Given information:
^^^^^^^^^^^^^^^^

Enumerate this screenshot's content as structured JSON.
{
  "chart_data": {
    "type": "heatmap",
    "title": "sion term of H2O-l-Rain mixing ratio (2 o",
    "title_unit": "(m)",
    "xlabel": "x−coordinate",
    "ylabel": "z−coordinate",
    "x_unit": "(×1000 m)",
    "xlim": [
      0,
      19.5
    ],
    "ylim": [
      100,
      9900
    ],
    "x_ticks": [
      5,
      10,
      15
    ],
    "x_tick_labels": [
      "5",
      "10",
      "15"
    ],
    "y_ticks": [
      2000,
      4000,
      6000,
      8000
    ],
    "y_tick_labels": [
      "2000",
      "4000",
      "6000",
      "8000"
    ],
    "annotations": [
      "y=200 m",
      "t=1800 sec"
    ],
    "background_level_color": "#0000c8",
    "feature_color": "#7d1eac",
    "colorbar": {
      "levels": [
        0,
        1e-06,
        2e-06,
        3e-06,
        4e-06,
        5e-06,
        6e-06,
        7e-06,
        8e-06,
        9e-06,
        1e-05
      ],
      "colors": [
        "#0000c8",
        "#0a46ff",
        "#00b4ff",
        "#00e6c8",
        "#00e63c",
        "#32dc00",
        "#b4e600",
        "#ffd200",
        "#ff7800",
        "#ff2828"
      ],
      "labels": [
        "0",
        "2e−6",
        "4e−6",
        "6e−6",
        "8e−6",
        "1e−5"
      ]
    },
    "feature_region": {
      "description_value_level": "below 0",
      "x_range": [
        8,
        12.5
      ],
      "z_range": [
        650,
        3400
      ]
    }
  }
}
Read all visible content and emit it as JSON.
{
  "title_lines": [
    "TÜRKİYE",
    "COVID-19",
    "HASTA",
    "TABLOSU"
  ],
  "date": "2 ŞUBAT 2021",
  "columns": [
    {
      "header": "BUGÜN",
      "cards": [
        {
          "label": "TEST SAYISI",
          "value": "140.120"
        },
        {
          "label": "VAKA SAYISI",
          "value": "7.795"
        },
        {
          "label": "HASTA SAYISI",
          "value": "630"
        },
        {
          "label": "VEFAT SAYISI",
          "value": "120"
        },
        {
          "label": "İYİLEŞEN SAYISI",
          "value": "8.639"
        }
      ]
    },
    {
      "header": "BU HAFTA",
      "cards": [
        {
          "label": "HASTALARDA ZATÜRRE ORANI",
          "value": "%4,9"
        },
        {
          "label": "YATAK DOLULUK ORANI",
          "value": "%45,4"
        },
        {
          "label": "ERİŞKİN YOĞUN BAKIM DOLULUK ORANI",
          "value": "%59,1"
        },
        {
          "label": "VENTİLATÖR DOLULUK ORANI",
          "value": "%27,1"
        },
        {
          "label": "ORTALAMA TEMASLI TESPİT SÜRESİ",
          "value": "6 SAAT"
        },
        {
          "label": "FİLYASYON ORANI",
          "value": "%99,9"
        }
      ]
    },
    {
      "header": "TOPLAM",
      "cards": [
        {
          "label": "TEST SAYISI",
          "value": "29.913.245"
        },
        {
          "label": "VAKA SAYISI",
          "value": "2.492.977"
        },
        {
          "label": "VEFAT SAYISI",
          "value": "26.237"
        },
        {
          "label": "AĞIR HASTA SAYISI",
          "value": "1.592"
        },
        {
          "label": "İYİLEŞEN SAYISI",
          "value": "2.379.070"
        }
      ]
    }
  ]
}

^^^^^^^^^^^^^^^^

To do: List every line from the entries above in which "ORANI" appears.

Task answer:
          "label": "HASTALARDA ZATÜRRE ORANI",
          "label": "YATAK DOLULUK ORANI",
          "label": "ERİŞKİN YOĞUN BAKIM DOLULUK ORANI",
          "label": "VENTİLATÖR DOLULUK ORANI",
          "label": "FİLYASYON ORANI",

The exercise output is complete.